*** The input ***

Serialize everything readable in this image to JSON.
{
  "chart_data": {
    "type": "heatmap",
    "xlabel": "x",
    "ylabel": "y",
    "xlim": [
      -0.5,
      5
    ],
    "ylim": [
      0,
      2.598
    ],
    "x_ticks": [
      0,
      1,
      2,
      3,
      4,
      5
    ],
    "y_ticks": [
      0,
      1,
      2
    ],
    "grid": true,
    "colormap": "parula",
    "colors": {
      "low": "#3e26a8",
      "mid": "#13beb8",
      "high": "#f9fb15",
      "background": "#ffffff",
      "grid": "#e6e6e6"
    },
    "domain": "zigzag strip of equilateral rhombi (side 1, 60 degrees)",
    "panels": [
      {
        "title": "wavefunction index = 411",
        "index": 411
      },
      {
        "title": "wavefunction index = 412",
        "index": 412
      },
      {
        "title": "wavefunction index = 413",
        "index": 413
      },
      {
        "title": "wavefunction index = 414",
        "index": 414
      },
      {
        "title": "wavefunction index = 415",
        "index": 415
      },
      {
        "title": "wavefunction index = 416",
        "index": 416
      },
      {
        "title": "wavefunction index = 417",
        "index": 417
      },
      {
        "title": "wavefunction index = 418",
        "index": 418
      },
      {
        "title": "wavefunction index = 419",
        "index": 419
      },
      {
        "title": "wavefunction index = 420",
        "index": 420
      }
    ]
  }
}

***

Using the data above, repeat every line exactly.

Serialize everything readable in this image to JSON.
{
  "chart_data": {
    "type": "heatmap",
    "xlabel": "x",
    "ylabel": "y",
    "xlim": [
      -0.5,
      5
    ],
    "ylim": [
      0,
      2.598
    ],
    "x_ticks": [
      0,
      1,
      2,
      3,
      4,
      5
    ],
    "y_ticks": [
      0,
      1,
      2
    ],
    "grid": true,
    "colormap": "parula",
    "colors": {
      "low": "#3e26a8",
      "mid": "#13beb8",
      "high": "#f9fb15",
      "background": "#ffffff",
      "grid": "#e6e6e6"
    },
    "domain": "zigzag strip of equilateral rhombi (side 1, 60 degrees)",
    "panels": [
      {
        "title": "wavefunction index = 411",
        "index": 411
      },
      {
        "title": "wavefunction index = 412",
        "index": 412
      },
      {
        "title": "wavefunction index = 413",
        "index": 413
      },
      {
        "title": "wavefunction index = 414",
        "index": 414
      },
      {
        "title": "wavefunction index = 415",
        "index": 415
      },
      {
        "title": "wavefunction index = 416",
        "index": 416
      },
      {
        "title": "wavefunction index = 417",
        "index": 417
      },
      {
        "title": "wavefunction index = 418",
        "index": 418
      },
      {
        "title": "wavefunction index = 419",
        "index": 419
      },
      {
        "title": "wavefunction index = 420",
        "index": 420
      }
    ]
  }
}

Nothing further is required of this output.